# Given exercise
Whenever a line contains the string "this", copy it out of the entries.

# Information given
►
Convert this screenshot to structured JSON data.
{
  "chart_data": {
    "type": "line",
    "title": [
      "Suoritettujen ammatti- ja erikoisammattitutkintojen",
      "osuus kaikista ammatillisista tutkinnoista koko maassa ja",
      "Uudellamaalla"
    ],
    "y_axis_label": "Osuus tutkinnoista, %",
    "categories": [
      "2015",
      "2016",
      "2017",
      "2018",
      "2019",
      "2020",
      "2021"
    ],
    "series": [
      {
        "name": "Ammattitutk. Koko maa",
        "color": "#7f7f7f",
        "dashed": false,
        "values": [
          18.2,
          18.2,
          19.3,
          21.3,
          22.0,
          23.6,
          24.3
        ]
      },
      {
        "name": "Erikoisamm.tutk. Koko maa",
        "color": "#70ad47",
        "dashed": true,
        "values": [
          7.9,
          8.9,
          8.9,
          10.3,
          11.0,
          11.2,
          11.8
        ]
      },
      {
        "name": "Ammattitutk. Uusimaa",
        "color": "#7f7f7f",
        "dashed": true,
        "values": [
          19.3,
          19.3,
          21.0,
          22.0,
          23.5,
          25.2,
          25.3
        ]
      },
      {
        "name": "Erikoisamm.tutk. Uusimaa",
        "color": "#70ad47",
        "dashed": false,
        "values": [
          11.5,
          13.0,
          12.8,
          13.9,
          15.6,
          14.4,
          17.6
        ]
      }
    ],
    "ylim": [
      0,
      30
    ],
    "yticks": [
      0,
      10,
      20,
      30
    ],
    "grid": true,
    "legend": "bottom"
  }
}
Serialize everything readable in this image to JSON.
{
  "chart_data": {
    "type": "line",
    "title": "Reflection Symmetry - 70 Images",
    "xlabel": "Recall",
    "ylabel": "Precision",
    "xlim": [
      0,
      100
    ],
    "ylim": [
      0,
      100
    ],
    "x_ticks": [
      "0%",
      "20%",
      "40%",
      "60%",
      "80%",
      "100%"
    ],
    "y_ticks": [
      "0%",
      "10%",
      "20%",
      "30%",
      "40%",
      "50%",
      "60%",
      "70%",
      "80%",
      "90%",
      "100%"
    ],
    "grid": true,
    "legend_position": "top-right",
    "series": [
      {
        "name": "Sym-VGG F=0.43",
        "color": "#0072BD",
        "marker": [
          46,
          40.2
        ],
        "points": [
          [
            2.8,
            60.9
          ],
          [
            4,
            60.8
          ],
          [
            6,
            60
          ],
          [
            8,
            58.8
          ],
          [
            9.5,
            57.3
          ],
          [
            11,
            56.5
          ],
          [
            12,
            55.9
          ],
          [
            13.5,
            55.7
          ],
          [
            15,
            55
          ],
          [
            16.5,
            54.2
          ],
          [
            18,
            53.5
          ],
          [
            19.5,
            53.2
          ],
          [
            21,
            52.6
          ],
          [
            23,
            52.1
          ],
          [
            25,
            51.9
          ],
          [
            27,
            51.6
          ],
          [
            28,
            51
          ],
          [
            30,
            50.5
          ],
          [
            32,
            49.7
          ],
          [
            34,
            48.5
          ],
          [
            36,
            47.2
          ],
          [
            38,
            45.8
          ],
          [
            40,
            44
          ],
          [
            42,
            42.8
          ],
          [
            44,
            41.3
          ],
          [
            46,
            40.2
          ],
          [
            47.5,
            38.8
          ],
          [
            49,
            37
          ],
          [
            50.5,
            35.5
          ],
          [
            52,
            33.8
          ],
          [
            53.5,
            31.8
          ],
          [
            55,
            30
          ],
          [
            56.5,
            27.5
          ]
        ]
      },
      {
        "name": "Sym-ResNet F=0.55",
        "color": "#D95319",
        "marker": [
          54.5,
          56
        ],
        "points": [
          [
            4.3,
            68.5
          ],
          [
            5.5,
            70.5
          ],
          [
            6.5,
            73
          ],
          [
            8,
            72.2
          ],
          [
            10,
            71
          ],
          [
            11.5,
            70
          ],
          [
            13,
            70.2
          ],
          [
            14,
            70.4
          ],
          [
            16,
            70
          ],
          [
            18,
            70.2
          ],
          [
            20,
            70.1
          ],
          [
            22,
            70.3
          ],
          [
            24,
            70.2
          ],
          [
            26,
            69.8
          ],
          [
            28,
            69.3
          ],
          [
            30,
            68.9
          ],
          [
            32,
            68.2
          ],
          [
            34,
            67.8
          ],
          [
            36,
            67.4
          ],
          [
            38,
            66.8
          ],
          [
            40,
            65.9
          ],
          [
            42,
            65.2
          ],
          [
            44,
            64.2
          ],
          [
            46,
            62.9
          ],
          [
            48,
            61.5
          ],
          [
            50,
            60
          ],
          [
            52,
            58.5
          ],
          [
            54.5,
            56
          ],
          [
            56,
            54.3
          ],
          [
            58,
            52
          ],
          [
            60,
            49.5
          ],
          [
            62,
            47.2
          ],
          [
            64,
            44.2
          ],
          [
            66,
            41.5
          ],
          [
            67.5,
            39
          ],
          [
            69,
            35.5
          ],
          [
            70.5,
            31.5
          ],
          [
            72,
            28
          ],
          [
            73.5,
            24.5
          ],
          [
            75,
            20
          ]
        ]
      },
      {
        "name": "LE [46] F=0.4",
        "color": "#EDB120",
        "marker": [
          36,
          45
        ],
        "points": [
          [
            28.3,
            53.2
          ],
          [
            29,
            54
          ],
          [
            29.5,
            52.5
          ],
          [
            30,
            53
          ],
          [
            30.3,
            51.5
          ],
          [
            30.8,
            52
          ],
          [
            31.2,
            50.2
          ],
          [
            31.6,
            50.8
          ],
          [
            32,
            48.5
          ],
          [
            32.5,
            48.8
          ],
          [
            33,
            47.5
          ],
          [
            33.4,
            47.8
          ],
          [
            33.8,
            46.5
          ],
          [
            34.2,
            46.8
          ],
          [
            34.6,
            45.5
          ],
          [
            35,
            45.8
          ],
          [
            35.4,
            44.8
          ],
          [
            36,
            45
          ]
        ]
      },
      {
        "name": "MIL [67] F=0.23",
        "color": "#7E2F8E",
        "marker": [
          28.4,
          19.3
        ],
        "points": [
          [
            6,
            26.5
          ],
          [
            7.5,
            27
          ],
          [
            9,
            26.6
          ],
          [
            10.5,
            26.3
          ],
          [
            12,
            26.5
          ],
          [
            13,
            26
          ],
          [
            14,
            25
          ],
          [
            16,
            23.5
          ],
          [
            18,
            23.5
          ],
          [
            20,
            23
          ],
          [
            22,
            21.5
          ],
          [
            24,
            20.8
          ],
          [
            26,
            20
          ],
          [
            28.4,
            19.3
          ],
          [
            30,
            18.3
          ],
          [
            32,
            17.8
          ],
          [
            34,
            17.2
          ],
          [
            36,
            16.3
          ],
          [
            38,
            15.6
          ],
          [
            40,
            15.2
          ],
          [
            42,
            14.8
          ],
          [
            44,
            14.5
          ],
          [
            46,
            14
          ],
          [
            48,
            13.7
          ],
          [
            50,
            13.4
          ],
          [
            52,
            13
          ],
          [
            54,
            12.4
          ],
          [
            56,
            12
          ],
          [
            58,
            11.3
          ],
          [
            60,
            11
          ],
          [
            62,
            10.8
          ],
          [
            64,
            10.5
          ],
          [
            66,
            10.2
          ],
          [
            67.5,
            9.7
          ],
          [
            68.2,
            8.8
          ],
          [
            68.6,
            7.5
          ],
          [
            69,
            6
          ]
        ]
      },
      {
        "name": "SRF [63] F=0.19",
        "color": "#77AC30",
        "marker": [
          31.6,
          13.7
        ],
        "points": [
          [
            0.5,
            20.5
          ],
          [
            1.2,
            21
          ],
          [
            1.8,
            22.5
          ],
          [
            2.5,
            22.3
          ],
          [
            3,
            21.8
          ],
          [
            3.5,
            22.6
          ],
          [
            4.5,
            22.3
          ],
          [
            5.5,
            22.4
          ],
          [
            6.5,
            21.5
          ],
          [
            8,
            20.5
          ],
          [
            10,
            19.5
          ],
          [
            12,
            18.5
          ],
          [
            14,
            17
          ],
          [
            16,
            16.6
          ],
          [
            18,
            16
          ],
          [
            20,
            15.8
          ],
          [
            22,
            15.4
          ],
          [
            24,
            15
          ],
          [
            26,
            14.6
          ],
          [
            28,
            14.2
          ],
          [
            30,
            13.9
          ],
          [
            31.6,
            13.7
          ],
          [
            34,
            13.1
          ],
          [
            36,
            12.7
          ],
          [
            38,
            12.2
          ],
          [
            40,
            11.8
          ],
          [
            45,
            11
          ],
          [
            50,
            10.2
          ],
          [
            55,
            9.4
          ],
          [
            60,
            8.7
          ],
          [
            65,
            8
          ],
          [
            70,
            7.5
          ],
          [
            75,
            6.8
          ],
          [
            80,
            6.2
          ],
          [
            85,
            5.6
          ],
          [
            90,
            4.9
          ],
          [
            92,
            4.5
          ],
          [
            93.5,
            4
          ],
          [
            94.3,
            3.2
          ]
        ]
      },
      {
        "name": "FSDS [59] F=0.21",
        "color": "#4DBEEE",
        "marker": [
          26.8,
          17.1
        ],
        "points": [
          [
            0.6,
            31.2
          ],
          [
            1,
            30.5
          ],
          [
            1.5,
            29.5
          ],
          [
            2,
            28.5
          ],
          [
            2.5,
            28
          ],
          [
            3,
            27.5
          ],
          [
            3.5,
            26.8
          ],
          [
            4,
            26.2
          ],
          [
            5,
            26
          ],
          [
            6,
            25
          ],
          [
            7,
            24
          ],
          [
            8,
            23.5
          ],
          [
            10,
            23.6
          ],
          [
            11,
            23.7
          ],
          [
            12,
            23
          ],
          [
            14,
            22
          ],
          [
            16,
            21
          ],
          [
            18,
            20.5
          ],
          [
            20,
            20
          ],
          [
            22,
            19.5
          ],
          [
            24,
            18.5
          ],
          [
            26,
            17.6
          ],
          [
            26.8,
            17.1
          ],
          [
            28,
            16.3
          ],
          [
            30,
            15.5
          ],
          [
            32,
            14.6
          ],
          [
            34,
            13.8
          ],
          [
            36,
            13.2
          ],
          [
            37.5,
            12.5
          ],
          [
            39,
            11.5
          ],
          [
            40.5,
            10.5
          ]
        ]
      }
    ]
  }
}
◄
# Response
Convert this screenshot to structured JSON data.
Serialize everything readable in this image to JSON.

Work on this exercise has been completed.